--- Written instruction ---
Return the listing below exactly, with the pictures dropped.
%%
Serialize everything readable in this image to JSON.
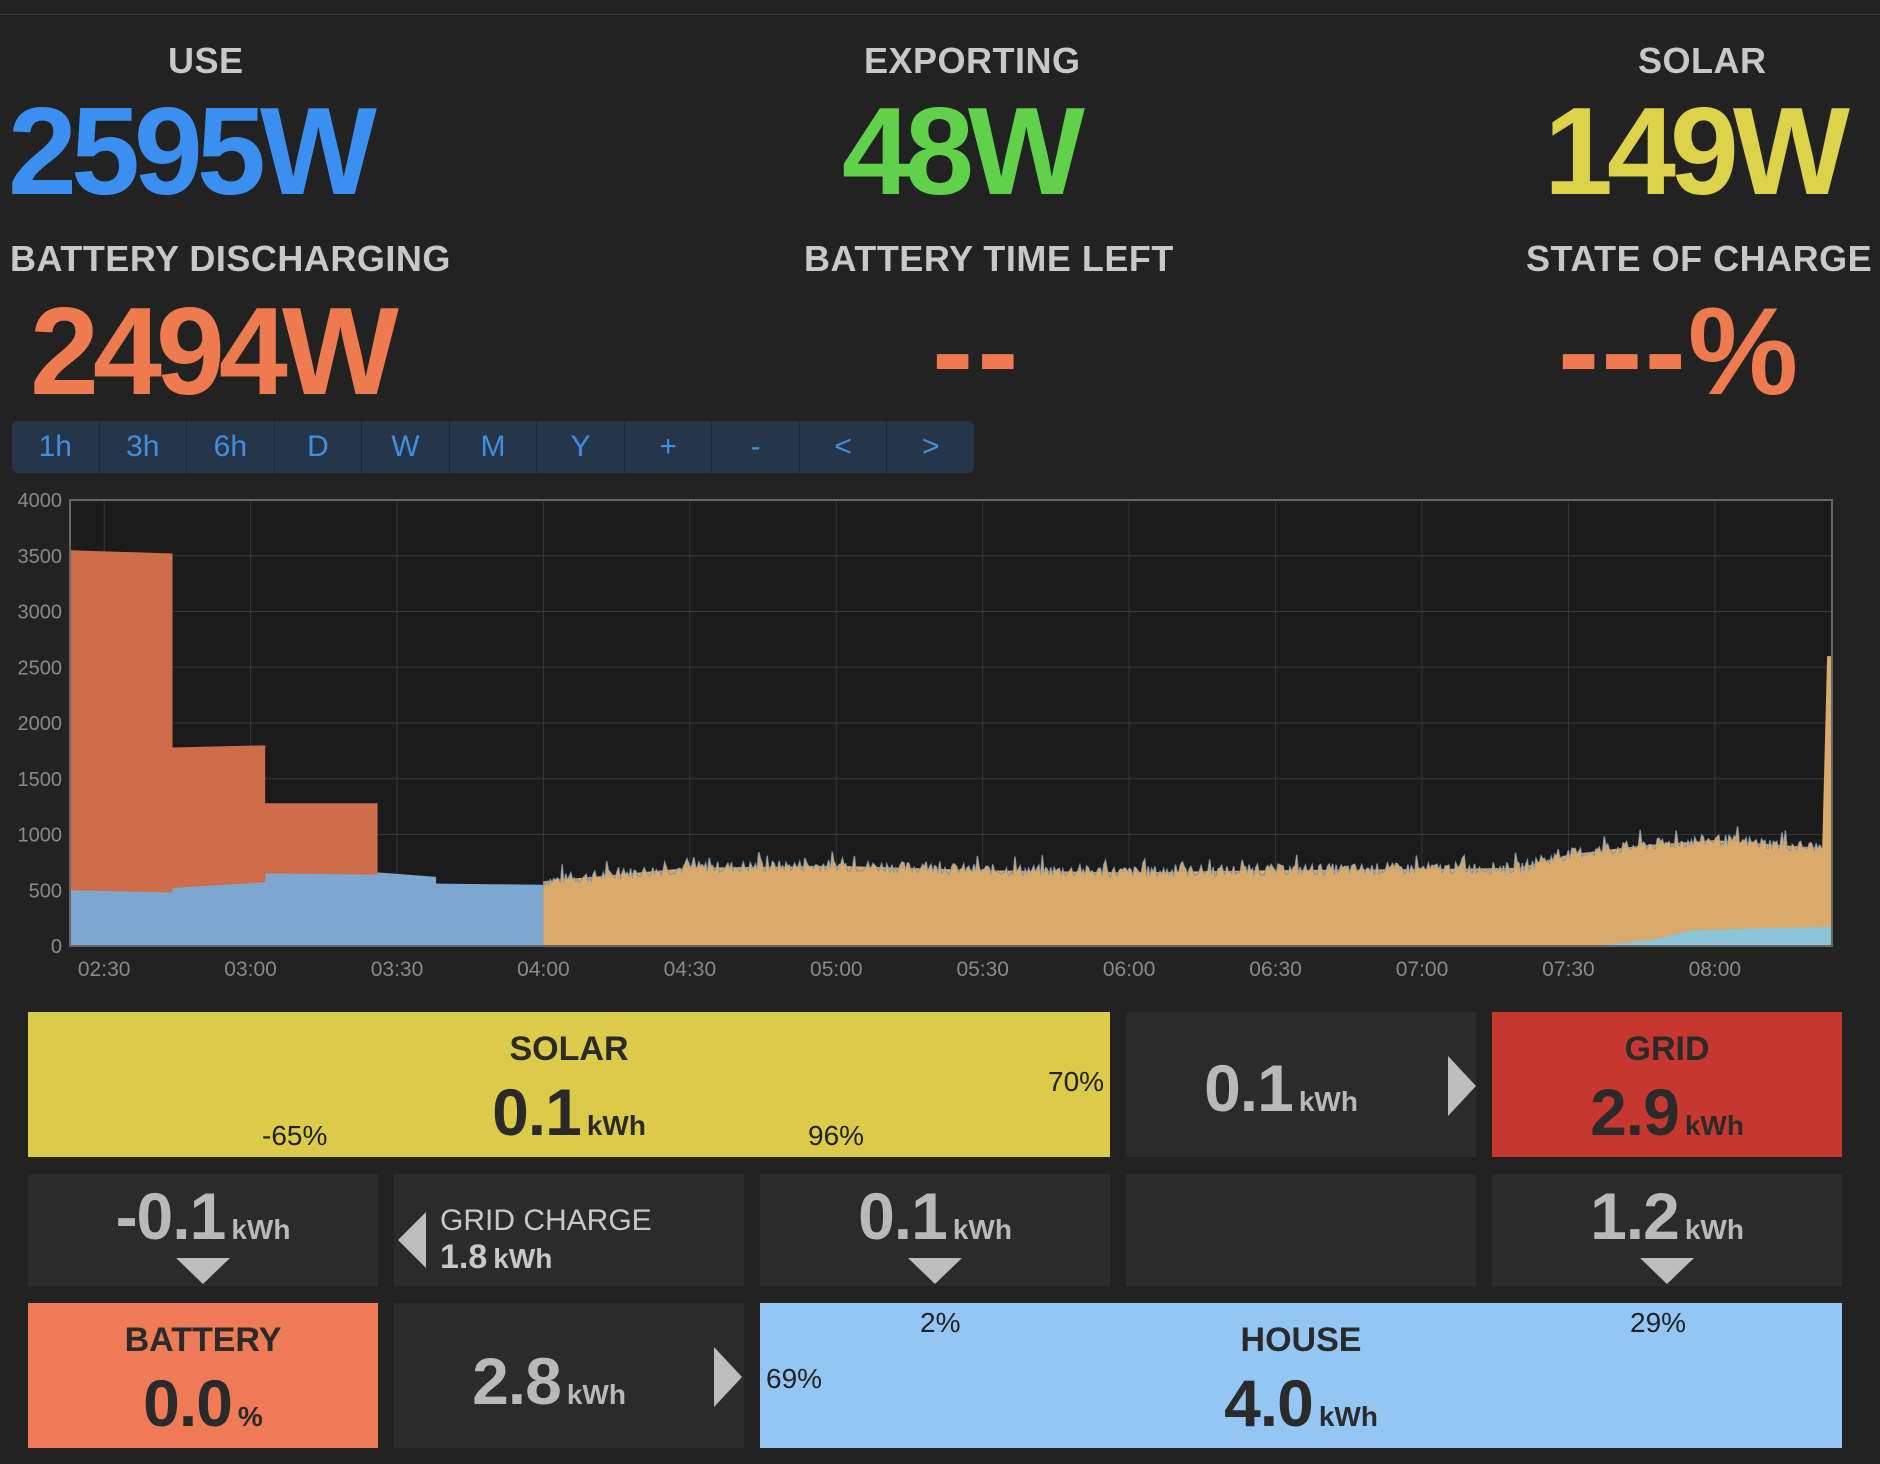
{
  "stats": {
    "use": {
      "label": "USE",
      "value": "2595W",
      "color": "#3a8ff0"
    },
    "exporting": {
      "label": "EXPORTING",
      "value": "48W",
      "color": "#5fd14a"
    },
    "solar": {
      "label": "SOLAR",
      "value": "149W",
      "color": "#ddd24a"
    },
    "battery_discharging": {
      "label": "BATTERY DISCHARGING",
      "value": "2494W",
      "color": "#ee7a4f"
    },
    "battery_time_left": {
      "label": "BATTERY TIME LEFT",
      "value": "--",
      "color": "#ee7a4f"
    },
    "state_of_charge": {
      "label": "STATE OF CHARGE",
      "value": "---%",
      "color": "#ee7a4f"
    }
  },
  "range_buttons": [
    "1h",
    "3h",
    "6h",
    "D",
    "W",
    "M",
    "Y",
    "+",
    "-",
    "<",
    ">"
  ],
  "chart_data": {
    "type": "area",
    "y_ticks": [
      "4000",
      "3500",
      "3000",
      "2500",
      "2000",
      "1500",
      "1000",
      "500",
      "0"
    ],
    "x_ticks": [
      "02:30",
      "03:00",
      "03:30",
      "04:00",
      "04:30",
      "05:00",
      "05:30",
      "06:00",
      "06:30",
      "07:00",
      "07:30",
      "08:00"
    ],
    "ylim": [
      0,
      4000
    ],
    "xlim": [
      "02:23",
      "08:24"
    ],
    "grid": true,
    "series": [
      {
        "color": "#7da7cf",
        "points": [
          [
            "02:23",
            500
          ],
          [
            "02:44",
            480
          ],
          [
            "02:44",
            520
          ],
          [
            "03:03",
            570
          ],
          [
            "03:03",
            650
          ],
          [
            "03:26",
            640
          ],
          [
            "03:26",
            660
          ],
          [
            "03:38",
            620
          ],
          [
            "03:38",
            560
          ],
          [
            "04:00",
            550
          ],
          [
            "04:00",
            0
          ]
        ]
      },
      {
        "color": "#cf6c4a",
        "points": [
          [
            "02:23",
            3550
          ],
          [
            "02:44",
            3520
          ],
          [
            "02:44",
            1780
          ],
          [
            "03:03",
            1800
          ],
          [
            "03:03",
            1280
          ],
          [
            "03:26",
            1280
          ],
          [
            "03:26",
            0
          ]
        ]
      },
      {
        "color": "#d9aa6c",
        "points": [
          [
            "04:00",
            580
          ],
          [
            "04:30",
            700
          ],
          [
            "05:00",
            720
          ],
          [
            "05:30",
            680
          ],
          [
            "06:00",
            660
          ],
          [
            "06:30",
            680
          ],
          [
            "07:00",
            690
          ],
          [
            "07:20",
            700
          ],
          [
            "07:30",
            820
          ],
          [
            "07:45",
            900
          ],
          [
            "08:00",
            950
          ],
          [
            "08:15",
            900
          ],
          [
            "08:22",
            880
          ],
          [
            "08:23",
            2600
          ],
          [
            "08:24",
            2600
          ]
        ]
      },
      {
        "color": "#8cc4d8",
        "points": [
          [
            "07:35",
            0
          ],
          [
            "07:48",
            60
          ],
          [
            "07:55",
            140
          ],
          [
            "08:10",
            160
          ],
          [
            "08:24",
            170
          ]
        ]
      }
    ]
  },
  "flow": {
    "solar": {
      "title": "SOLAR",
      "amount": "0.1",
      "unit": "kWh",
      "pct_left": "-65%",
      "pct_mid": "96%",
      "pct_right": "70%",
      "color": "#dccb4a"
    },
    "export": {
      "amount": "0.1",
      "unit": "kWh"
    },
    "grid": {
      "title": "GRID",
      "amount": "2.9",
      "unit": "kWh",
      "color": "#c6372f"
    },
    "battery_flow": {
      "amount": "-0.1",
      "unit": "kWh"
    },
    "grid_charge": {
      "label": "GRID CHARGE",
      "amount": "1.8",
      "unit": "kWh"
    },
    "solar_to_house": {
      "amount": "0.1",
      "unit": "kWh"
    },
    "grid_to_house": {
      "amount": "1.2",
      "unit": "kWh"
    },
    "battery": {
      "title": "BATTERY",
      "amount": "0.0",
      "unit": "%",
      "color": "#ee7a56"
    },
    "battery_to_house": {
      "amount": "2.8",
      "unit": "kWh"
    },
    "house": {
      "title": "HOUSE",
      "amount": "4.0",
      "unit": "kWh",
      "pct_left": "69%",
      "pct_mid": "2%",
      "pct_right": "29%",
      "color": "#93c6f2"
    }
  }
}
%%
--- Task response ---
Serialize everything readable in this image to JSON.
{
  "stats": {
    "use": {
      "label": "USE",
      "value": "2595W",
      "color": "#3a8ff0"
    },
    "exporting": {
      "label": "EXPORTING",
      "value": "48W",
      "color": "#5fd14a"
    },
    "solar": {
      "label": "SOLAR",
      "value": "149W",
      "color": "#ddd24a"
    },
    "battery_discharging": {
      "label": "BATTERY DISCHARGING",
      "value": "2494W",
      "color": "#ee7a4f"
    },
    "battery_time_left": {
      "label": "BATTERY TIME LEFT",
      "value": "--",
      "color": "#ee7a4f"
    },
    "state_of_charge": {
      "label": "STATE OF CHARGE",
      "value": "---%",
      "color": "#ee7a4f"
    }
  },
  "range_buttons": [
    "1h",
    "3h",
    "6h",
    "D",
    "W",
    "M",
    "Y",
    "+",
    "-",
    "<",
    ">"
  ],
  "chart_data": {
    "type": "area",
    "y_ticks": [
      "4000",
      "3500",
      "3000",
      "2500",
      "2000",
      "1500",
      "1000",
      "500",
      "0"
    ],
    "x_ticks": [
      "02:30",
      "03:00",
      "03:30",
      "04:00",
      "04:30",
      "05:00",
      "05:30",
      "06:00",
      "06:30",
      "07:00",
      "07:30",
      "08:00"
    ],
    "ylim": [
      0,
      4000
    ],
    "xlim": [
      "02:23",
      "08:24"
    ],
    "grid": true,
    "series": [
      {
        "color": "#7da7cf",
        "points": [
          [
            "02:23",
            500
          ],
          [
            "02:44",
            480
          ],
          [
            "02:44",
            520
          ],
          [
            "03:03",
            570
          ],
          [
            "03:03",
            650
          ],
          [
            "03:26",
            640
          ],
          [
            "03:26",
            660
          ],
          [
            "03:38",
            620
          ],
          [
            "03:38",
            560
          ],
          [
            "04:00",
            550
          ],
          [
            "04:00",
            0
          ]
        ]
      },
      {
        "color": "#cf6c4a",
        "points": [
          [
            "02:23",
            3550
          ],
          [
            "02:44",
            3520
          ],
          [
            "02:44",
            1780
          ],
          [
            "03:03",
            1800
          ],
          [
            "03:03",
            1280
          ],
          [
            "03:26",
            1280
          ],
          [
            "03:26",
            0
          ]
        ]
      },
      {
        "color": "#d9aa6c",
        "points": [
          [
            "04:00",
            580
          ],
          [
            "04:30",
            700
          ],
          [
            "05:00",
            720
          ],
          [
            "05:30",
            680
          ],
          [
            "06:00",
            660
          ],
          [
            "06:30",
            680
          ],
          [
            "07:00",
            690
          ],
          [
            "07:20",
            700
          ],
          [
            "07:30",
            820
          ],
          [
            "07:45",
            900
          ],
          [
            "08:00",
            950
          ],
          [
            "08:15",
            900
          ],
          [
            "08:22",
            880
          ],
          [
            "08:23",
            2600
          ],
          [
            "08:24",
            2600
          ]
        ]
      },
      {
        "color": "#8cc4d8",
        "points": [
          [
            "07:35",
            0
          ],
          [
            "07:48",
            60
          ],
          [
            "07:55",
            140
          ],
          [
            "08:10",
            160
          ],
          [
            "08:24",
            170
          ]
        ]
      }
    ]
  },
  "flow": {
    "solar": {
      "title": "SOLAR",
      "amount": "0.1",
      "unit": "kWh",
      "pct_left": "-65%",
      "pct_mid": "96%",
      "pct_right": "70%",
      "color": "#dccb4a"
    },
    "export": {
      "amount": "0.1",
      "unit": "kWh"
    },
    "grid": {
      "title": "GRID",
      "amount": "2.9",
      "unit": "kWh",
      "color": "#c6372f"
    },
    "battery_flow": {
      "amount": "-0.1",
      "unit": "kWh"
    },
    "grid_charge": {
      "label": "GRID CHARGE",
      "amount": "1.8",
      "unit": "kWh"
    },
    "solar_to_house": {
      "amount": "0.1",
      "unit": "kWh"
    },
    "grid_to_house": {
      "amount": "1.2",
      "unit": "kWh"
    },
    "battery": {
      "title": "BATTERY",
      "amount": "0.0",
      "unit": "%",
      "color": "#ee7a56"
    },
    "battery_to_house": {
      "amount": "2.8",
      "unit": "kWh"
    },
    "house": {
      "title": "HOUSE",
      "amount": "4.0",
      "unit": "kWh",
      "pct_left": "69%",
      "pct_mid": "2%",
      "pct_right": "29%",
      "color": "#93c6f2"
    }
  }
}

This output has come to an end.